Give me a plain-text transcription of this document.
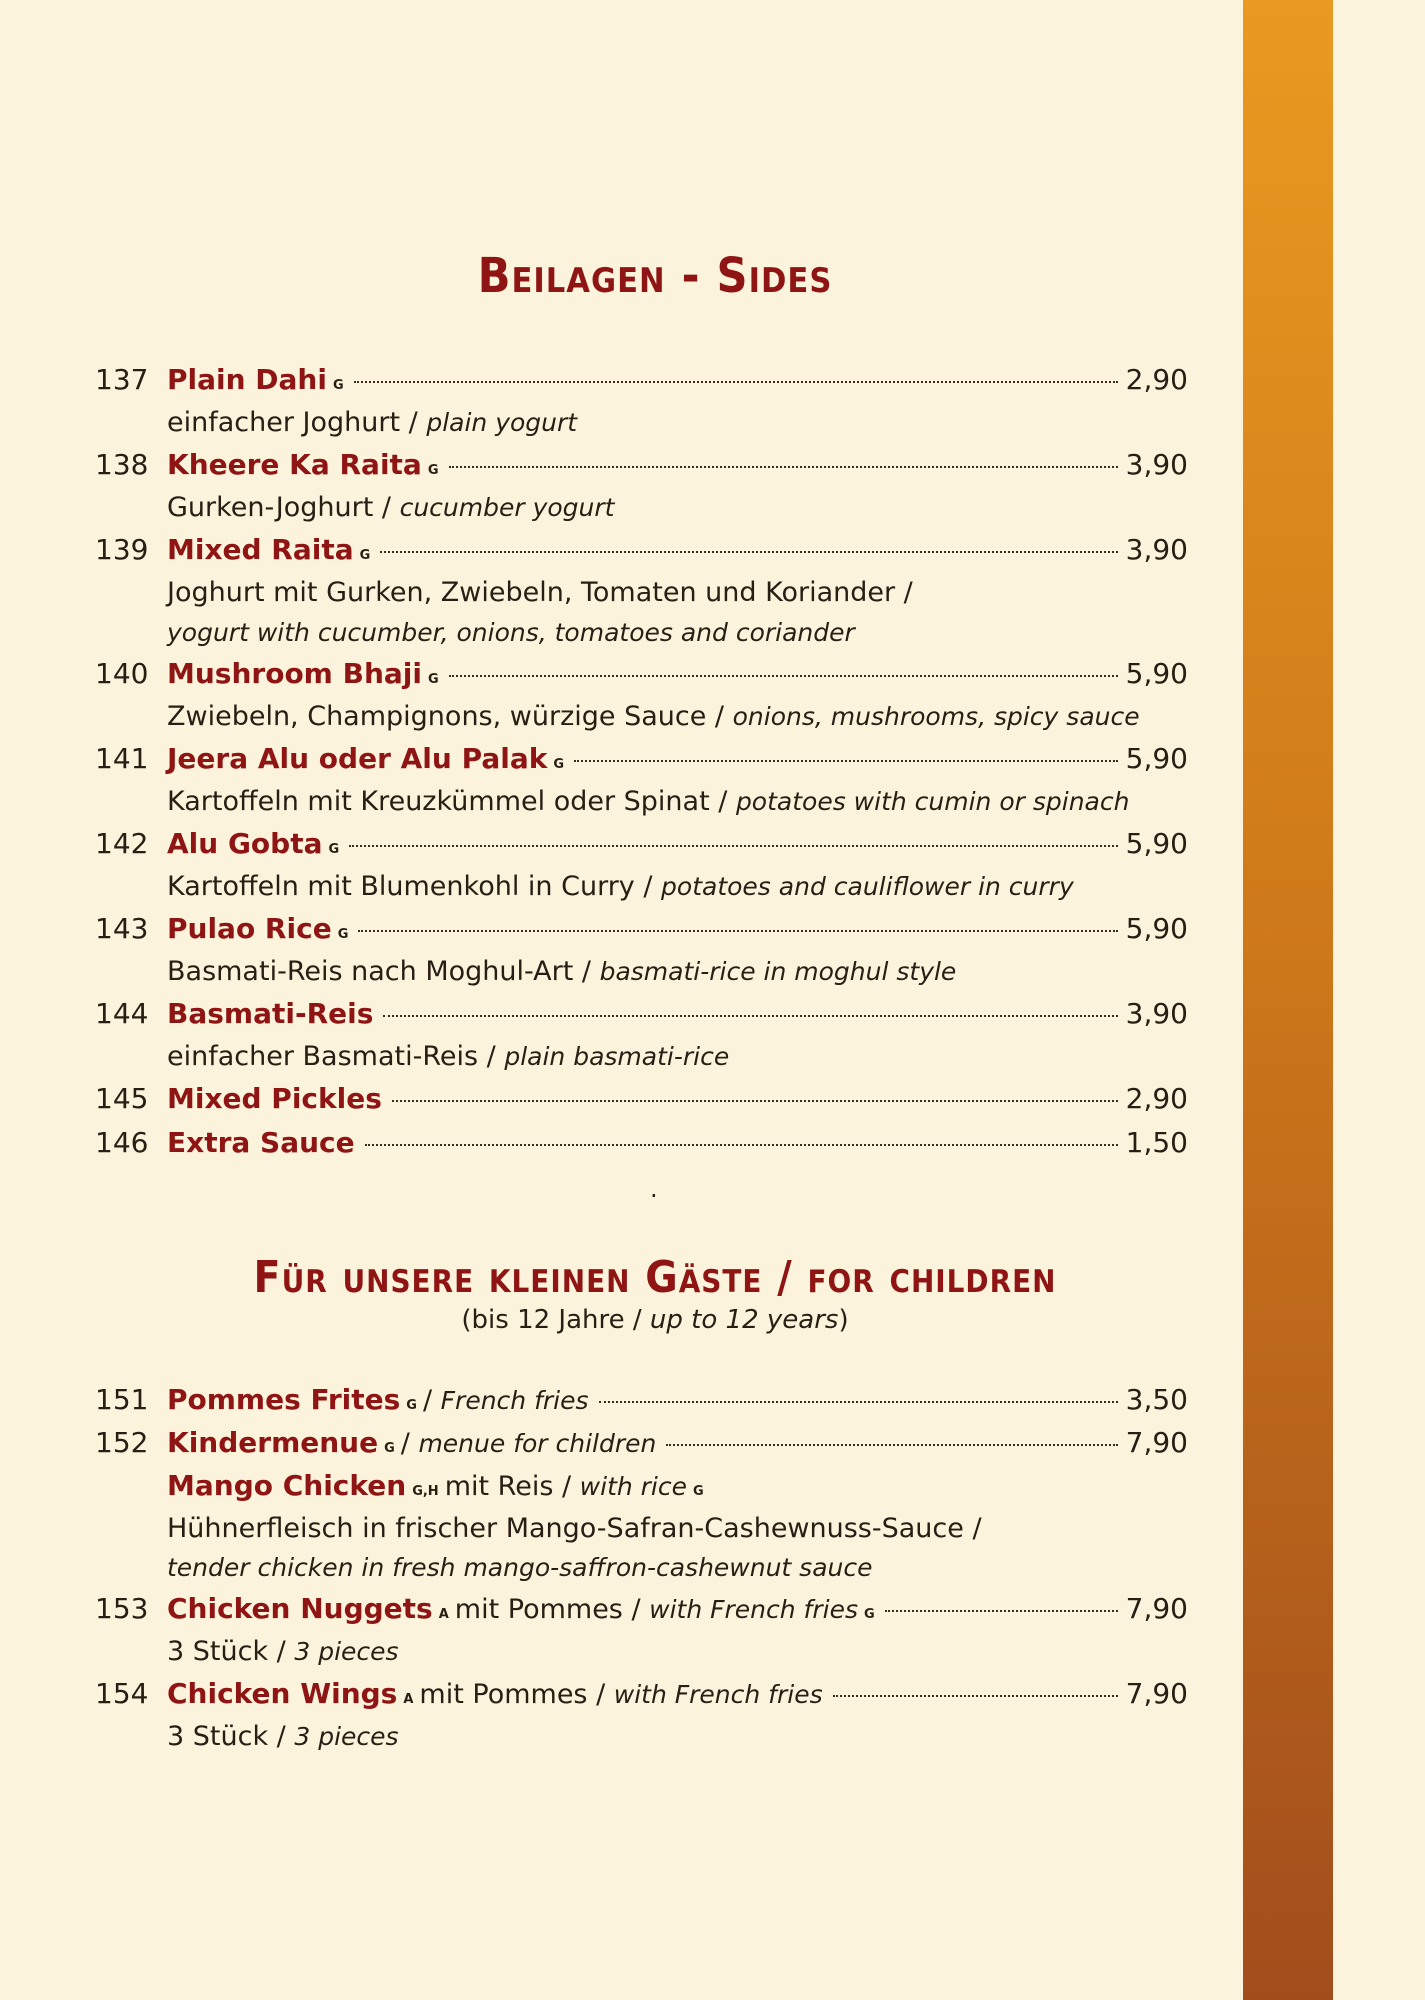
Beilagen - Sides
137 Plain Dahi G	2,90
einfacher Joghurt / plain yogurt
138 Kheere Ka Raita G	3,90
Gurken-Joghurt / cucumber yogurt
139 Mixed Raita G	3,90
Joghurt mit Gurken, Zwiebeln, Tomaten und Koriander /
yogurt with cucumber, onions, tomatoes and coriander
140 Mushroom Bhaji G	5,90
Zwiebeln, Champignons, würzige Sauce / onions, mushrooms, spicy sauce
141 Jeera Alu oder Alu Palak G	5,90
Kartoffeln mit Kreuzkümmel oder Spinat / potatoes with cumin or spinach
142 Alu Gobta G	5,90
Kartoffeln mit Blumenkohl in Curry / potatoes and cauliflower in curry
143 Pulao Rice G	5,90
Basmati-Reis nach Moghul-Art / basmati-rice in moghul style
144 Basmati-Reis	3,90
einfacher Basmati-Reis / plain basmati-rice
145 Mixed Pickles	2,90
146 Extra Sauce	1,50
·
Für unsere kleinen Gäste / for children
(bis 12 Jahre / up to 12 years)
151 Pommes Frites G / French fries	3,50
152 Kindermenue G / menue for children	7,90
Mango Chicken G,H mit Reis / with rice G
Hühnerfleisch in frischer Mango-Safran-Cashewnuss-Sauce /
tender chicken in fresh mango-saffron-cashewnut sauce
153 Chicken Nuggets A mit Pommes / with French fries G	7,90
3 Stück / 3 pieces
154 Chicken Wings A mit Pommes / with French fries	7,90
3 Stück / 3 pieces
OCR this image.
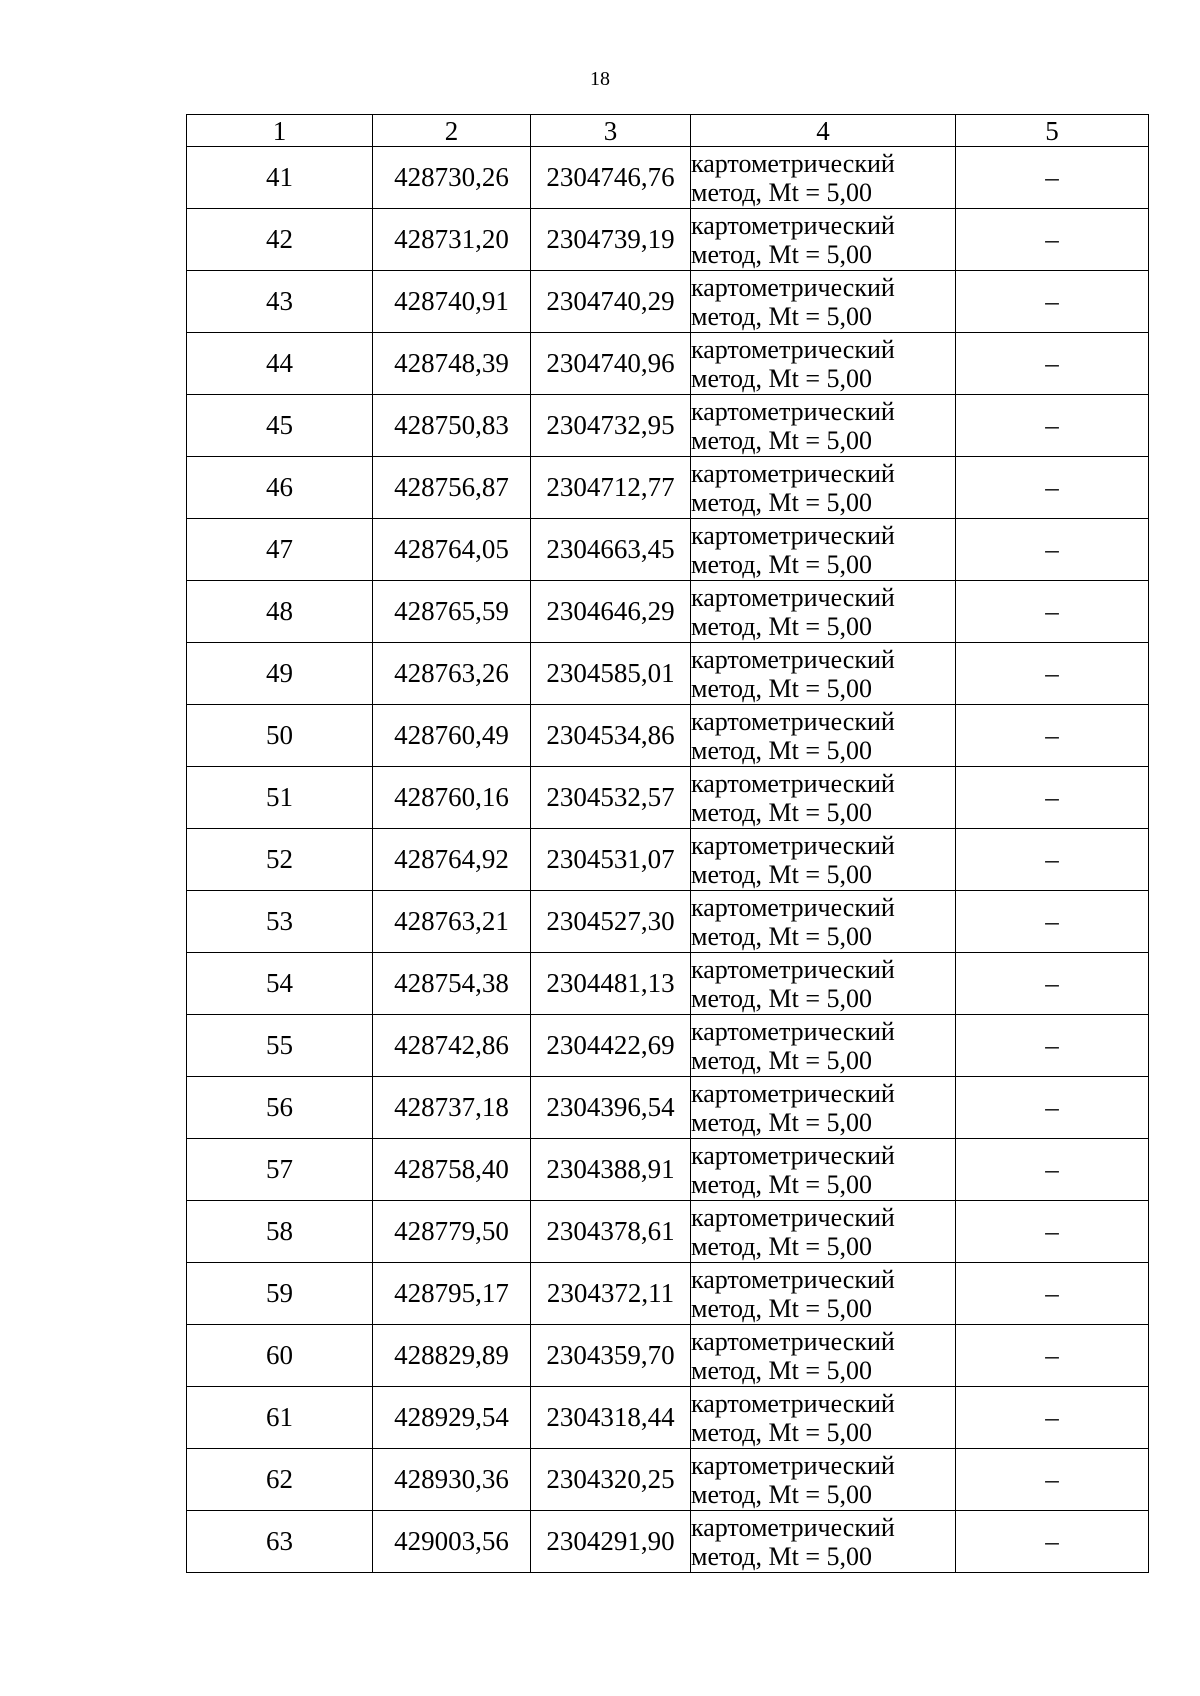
18
1	2	3	4	5
41	428730,26	2304746,76	картометрический
метод, Mt = 5,00	–
42	428731,20	2304739,19	картометрический
метод, Mt = 5,00	–
43	428740,91	2304740,29	картометрический
метод, Mt = 5,00	–
44	428748,39	2304740,96	картометрический
метод, Mt = 5,00	–
45	428750,83	2304732,95	картометрический
метод, Mt = 5,00	–
46	428756,87	2304712,77	картометрический
метод, Mt = 5,00	–
47	428764,05	2304663,45	картометрический
метод, Mt = 5,00	–
48	428765,59	2304646,29	картометрический
метод, Mt = 5,00	–
49	428763,26	2304585,01	картометрический
метод, Mt = 5,00	–
50	428760,49	2304534,86	картометрический
метод, Mt = 5,00	–
51	428760,16	2304532,57	картометрический
метод, Mt = 5,00	–
52	428764,92	2304531,07	картометрический
метод, Mt = 5,00	–
53	428763,21	2304527,30	картометрический
метод, Mt = 5,00	–
54	428754,38	2304481,13	картометрический
метод, Mt = 5,00	–
55	428742,86	2304422,69	картометрический
метод, Mt = 5,00	–
56	428737,18	2304396,54	картометрический
метод, Mt = 5,00	–
57	428758,40	2304388,91	картометрический
метод, Mt = 5,00	–
58	428779,50	2304378,61	картометрический
метод, Mt = 5,00	–
59	428795,17	2304372,11	картометрический
метод, Mt = 5,00	–
60	428829,89	2304359,70	картометрический
метод, Mt = 5,00	–
61	428929,54	2304318,44	картометрический
метод, Mt = 5,00	–
62	428930,36	2304320,25	картометрический
метод, Mt = 5,00	–
63	429003,56	2304291,90	картометрический
метод, Mt = 5,00	–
━━━━━━━━━━━━━━━━━━━━━━━━━━━━━━
EXERCISE DIRECTIONS:
Find the lines above holding the word "cucumber" and show them.

COMPLETE ANSWER:
Gurken-Joghurt / cucumber yogurt
yogurt with cucumber, onions, tomatoes and coriander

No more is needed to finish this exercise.